(Saved entries)
+++
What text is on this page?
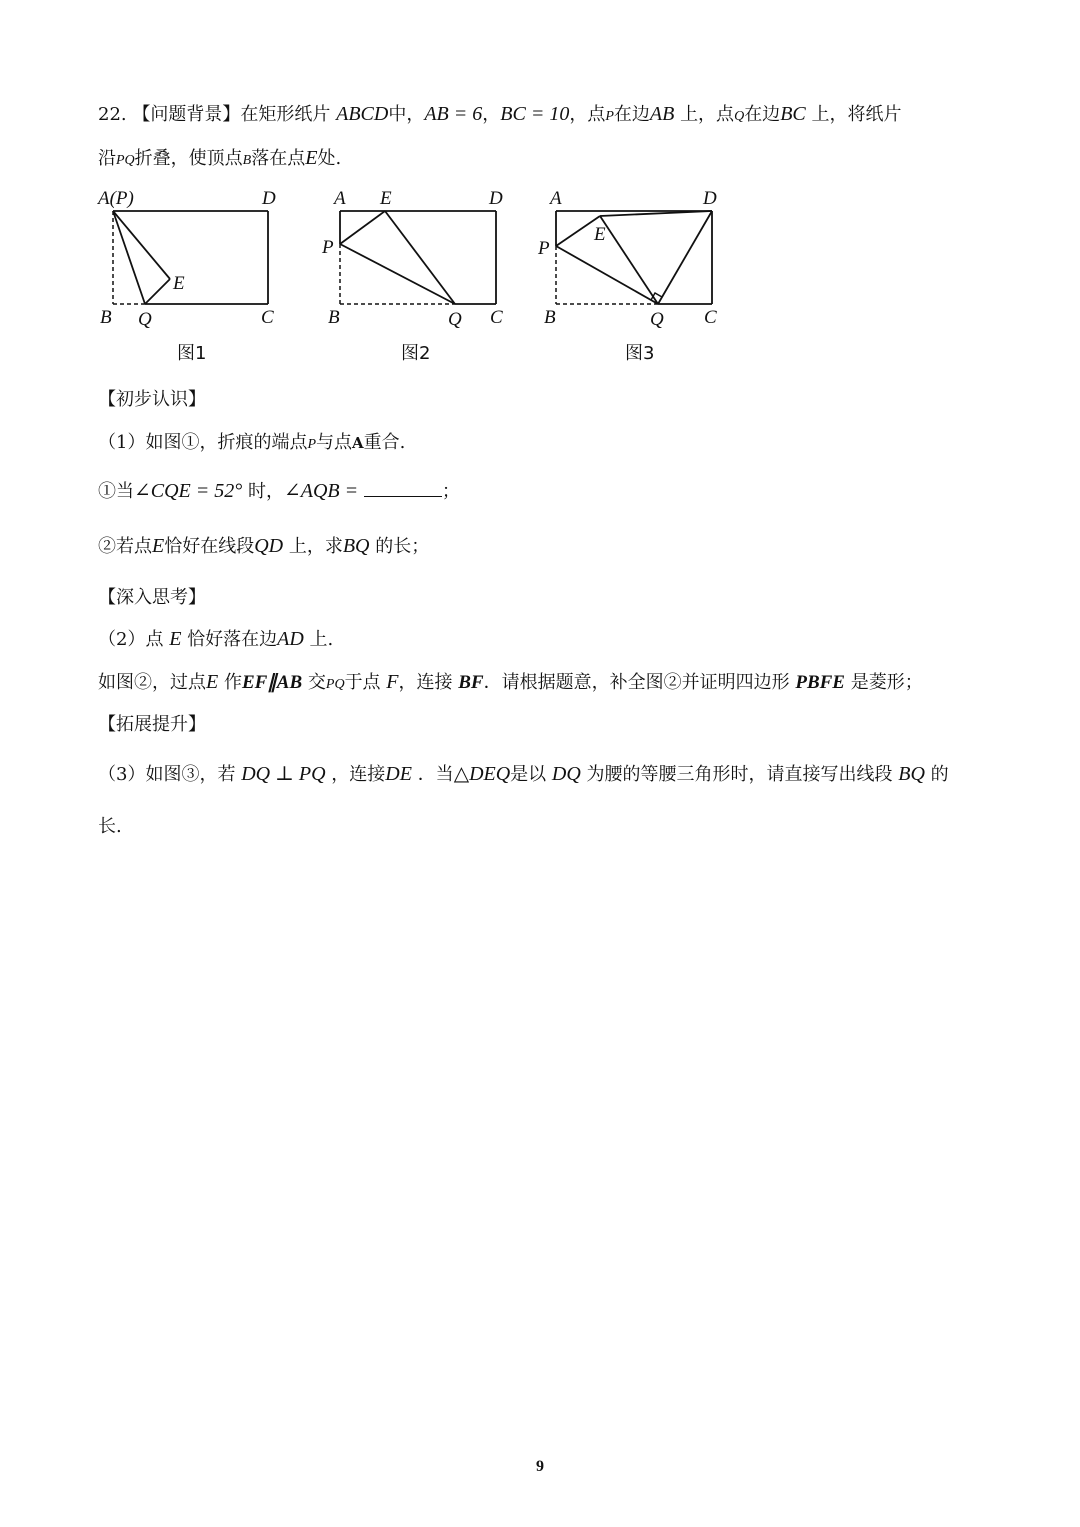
22. 【问题背景】在矩形纸片 ABCD中，AB = 6，BC = 10，点P在边AB 上，点Q在边BC 上，将纸片
沿PQ折叠，使顶点B落在点E处.
A(P)	D
B Q	C
E
图1
A E	D
P
B	Q C
图2
A	D
E
P
B	Q C
图3
【初步认识】
（1）如图①，折痕的端点P与点A重合.
①当∠CQE = 52° 时，∠AQB =	；
②若点E恰好在线段QD 上，求BQ 的长；
【深入思考】
（2）点 E 恰好落在边AD 上.
如图②，过点E 作EF∥AB 交PQ于点 F，连接 BF．请根据题意，补全图②并证明四边形 PBFE 是菱形；
【拓展提升】
（3）如图③，若 DQ ⊥ PQ ，连接DE ．当△DEQ是以 DQ 为腰的等腰三角形时，请直接写出线段 BQ 的
长.
9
+++
**SET TASK:**
Pictures are excluded; output everything else in the data verbatim.

**RESULT OF THIS EXERCISE:**
What text is on this page?
22. 【问题背景】在矩形纸片 ABCD中，AB = 6，BC = 10，点P在边AB 上，点Q在边BC 上，将纸片
沿PQ折叠，使顶点B落在点E处.
A(P)	D
B Q	C
E
图1
A E	D
P
B	Q C
图2
A	D
E
P
B	Q C
图3
【初步认识】
（1）如图①，折痕的端点P与点A重合.
①当∠CQE = 52° 时，∠AQB =	；
②若点E恰好在线段QD 上，求BQ 的长；
【深入思考】
（2）点 E 恰好落在边AD 上.
如图②，过点E 作EF∥AB 交PQ于点 F，连接 BF．请根据题意，补全图②并证明四边形 PBFE 是菱形；
【拓展提升】
（3）如图③，若 DQ ⊥ PQ ，连接DE ．当△DEQ是以 DQ 为腰的等腰三角形时，请直接写出线段 BQ 的
长.
9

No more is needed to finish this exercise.